• KUTIPAN:
════════

Para korban perkosaan pun harus mendapat bantuan berupa pendampingan untuk mengembalikan mental untuk dapat kembali pada kenyataan hidup yang ia dijalani.
“Keterlambatan dalam membantu NWR adalah pelajaran sangat berharga bagi kita semua. Mendidik publik untuk mendukung korban dan mendesak negara agar sungguh-sungguh membangun secara berkelanjutan infrastruktur dan sistem layanan pemulihan korban. Adalah tanggung jawab kita semua agar kisah NWR menjadi kisah pilu darurat kekerasan seksual yang terakhir,” tandas Andy Yentriyani dalam Konferensi pers di Jakarta, Senin (6/12/2021).

════════

• BARIS DATA:
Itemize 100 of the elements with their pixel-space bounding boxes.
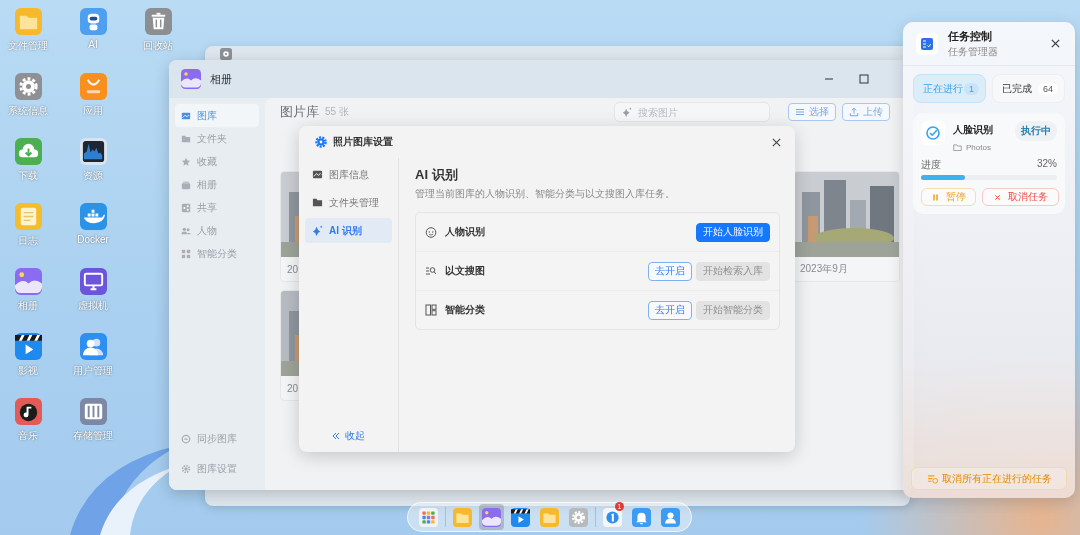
star-icon: [181, 156, 191, 167]
tab[interactable]: 正在进行 1: [913, 74, 986, 103]
task-button[interactable]: 暂停: [921, 188, 976, 206]
pause-icon: [931, 192, 940, 202]
users-icon[interactable]: [79, 333, 107, 360]
folder-icon: [181, 133, 191, 144]
stop-tasks-icon: [926, 473, 938, 484]
dialog-title: 照片图库设置: [333, 135, 393, 149]
collapse-link[interactable]: 收起: [332, 429, 365, 443]
clapperboard-icon[interactable]: [14, 333, 42, 360]
task-list-icon: [916, 32, 938, 55]
toolbar-button[interactable]: 选择: [788, 103, 836, 121]
music-icon[interactable]: [14, 398, 42, 425]
gallery-icon: [312, 169, 323, 180]
action-button[interactable]: 开始人脸识别: [696, 222, 770, 242]
task-name: 人脸识别: [953, 123, 993, 137]
date-label: 2023年9月: [799, 262, 849, 276]
whale-icon[interactable]: [79, 203, 107, 230]
text-search-icon: [425, 265, 437, 277]
app-label: 相册: [18, 299, 38, 313]
gallery-icon: [181, 110, 191, 121]
folder-icon: [312, 197, 323, 208]
nav-item[interactable]: 文件夹管理: [305, 190, 392, 215]
maximize-icon[interactable]: [859, 74, 869, 84]
app-label: 下载: [18, 169, 38, 183]
folder-icon: [953, 143, 962, 152]
list-icon: [795, 107, 805, 117]
action-button[interactable]: 去开启: [648, 300, 692, 320]
landscape-icon[interactable]: [14, 268, 42, 295]
sidebar-item[interactable]: 共享: [175, 196, 259, 219]
sidebar-item[interactable]: 同步图库: [175, 427, 259, 450]
section-description: 管理当前图库的人物识别、智能分类与以文搜图入库任务。: [415, 187, 676, 201]
chart-icon[interactable]: [79, 138, 107, 165]
sidebar-item[interactable]: 文件夹: [175, 127, 259, 150]
nav-item[interactable]: AI 识别: [305, 218, 392, 243]
people-icon: [181, 225, 191, 236]
cancel-all-button[interactable]: 取消所有正在进行的任务: [911, 467, 1067, 490]
share-icon: [181, 202, 191, 213]
sidebar-item[interactable]: 图库: [175, 104, 259, 127]
date-label: 20: [286, 381, 300, 396]
status-badge: 执行中: [1015, 121, 1057, 141]
date-label: 20: [286, 262, 300, 277]
robot-icon[interactable]: [79, 8, 107, 35]
progress-label: 进度: [921, 158, 941, 172]
nav-item[interactable]: 图库信息: [305, 162, 392, 187]
cloud-download-icon[interactable]: [14, 138, 42, 165]
sidebar-item[interactable]: 智能分类: [175, 242, 259, 265]
trash-icon[interactable]: [144, 8, 172, 35]
monitor-icon[interactable]: [79, 268, 107, 295]
section-heading: AI 识别: [415, 166, 459, 184]
tab-label: 已完成: [1002, 81, 1032, 96]
panel-title: 任务控制: [948, 28, 993, 44]
window-title: 相册: [210, 71, 232, 87]
progress-value: 32%: [1037, 158, 1057, 171]
feature-label: 智能分类: [445, 303, 485, 317]
panel-subtitle: 任务管理器: [948, 44, 998, 59]
count-badge: 1: [964, 82, 979, 95]
app-label: 用户管理: [73, 364, 113, 378]
close-icon[interactable]: [1050, 38, 1061, 49]
smiley-icon: [425, 226, 437, 238]
grid-icon: [181, 248, 191, 259]
feature-label: 人物识别: [445, 225, 485, 239]
app-label: 存储管理: [73, 429, 113, 443]
shopping-bag-icon[interactable]: [79, 73, 107, 100]
bell-icon: [632, 507, 651, 527]
action-button[interactable]: 去开启: [648, 261, 692, 281]
upload-icon: [849, 107, 859, 117]
app-label: Docker: [77, 234, 109, 245]
app-label: 应用: [83, 104, 103, 118]
sidebar-item[interactable]: 收藏: [175, 150, 259, 173]
tab[interactable]: 已完成 64: [992, 74, 1065, 103]
app-label: 音乐: [18, 429, 38, 443]
close-icon[interactable]: [771, 136, 782, 148]
album-icon: [181, 179, 191, 190]
app-grid-icon: [419, 507, 438, 527]
storage-icon[interactable]: [79, 398, 107, 425]
layout-icon: [425, 304, 437, 316]
app-label: 回收站: [143, 39, 173, 53]
sidebar-item[interactable]: 相册: [175, 173, 259, 196]
sidebar-item[interactable]: 人物: [175, 219, 259, 242]
folder-icon: [453, 507, 472, 527]
folder-icon: [540, 507, 559, 527]
tab-label: 正在进行: [923, 81, 963, 96]
sidebar-item[interactable]: 图库设置: [175, 457, 259, 480]
landscape-icon: [181, 69, 201, 89]
task-button[interactable]: 取消任务: [982, 188, 1059, 206]
circle-logo-icon: [603, 507, 622, 527]
photo-count: 55 张: [325, 105, 349, 119]
page-heading: 图片库: [280, 103, 319, 121]
user-icon: [661, 507, 680, 527]
double-chevron-icon: [332, 432, 340, 440]
toolbar-button[interactable]: 上传: [842, 103, 890, 121]
count-badge: 64: [1038, 82, 1058, 95]
landscape-icon: [482, 507, 501, 527]
app-label: 影视: [18, 364, 38, 378]
folder-name: Photos: [966, 143, 991, 152]
photo-card[interactable]: 2023年9月: [793, 171, 900, 282]
close-icon: [993, 192, 1002, 202]
clapperboard-icon: [511, 507, 530, 527]
app-label: 系统信息: [8, 104, 48, 118]
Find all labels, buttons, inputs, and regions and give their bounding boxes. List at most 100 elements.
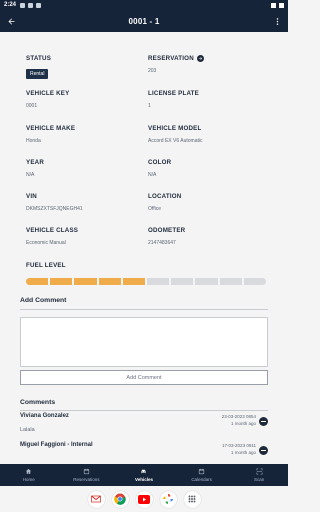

════════

• PERINTAH A: Tulis kembali bagian kutipan tentang kekerasan seksual yang dibuka dengan kata-kata "Para korban perkosaan" dan ditutup dengan "Jakarta, Senin (6/12/2021).", lalu ganti "korban" dengan "penyintas".
• PERINTAH B: Lanjutkan kutipan tentang kekerasan seksual mulai dari setelah kalimat terakhirnya.
Daftar ini berasal dari sumber lain, bukan dari kutipan.

• JAWABAN LATIHAN A:
Para penyintas perkosaan pun harus mendapat bantuan berupa pendampingan untuk mengembalikan mental untuk dapat kembali pada kenyataan hidup yang ia dijalani.
“Keterlambatan dalam membantu NWR adalah pelajaran sangat berharga bagi kita semua. Mendidik publik untuk mendukung penyintas dan mendesak negara agar sungguh-sungguh membangun secara berkelanjutan infrastruktur dan sistem layanan pemulihan penyintas. Adalah tanggung jawab kita semua agar kisah NWR menjadi kisah pilu darurat kekerasan seksual yang terakhir,” tandas Andy Yentriyani dalam Konferensi pers di Jakarta, Senin (6/12/2021).

• JAWABAN LATIHAN B:
Semua tangan harus merangkul dan merawat korban. Komnas Perempuan menyerukan agar kasus pelecehan seksual ini menjadi momentum bagi negara untuk segera membenahi diri, termasuk menyegarakan RUU TPKS, dan mengembangkan dukungan pemulihan bagi korban di tingkat nasional pun daerah.
Komnas perempuan berkomitmen untuk terus memperbaiki internal mereka demi keadilan, dan pemulihan bagi korban, dan meningkatkan upaya untuk menggalang dukungan lembaga layanan bagi perempuan korban kekerasan.
“Komitmen kami tidak akan pernah kendur, demi keadilan dan pemulihan korban atas nama kemanusiaan agar tidak ada lagi NWR yang lain,” tutup Andy. (*)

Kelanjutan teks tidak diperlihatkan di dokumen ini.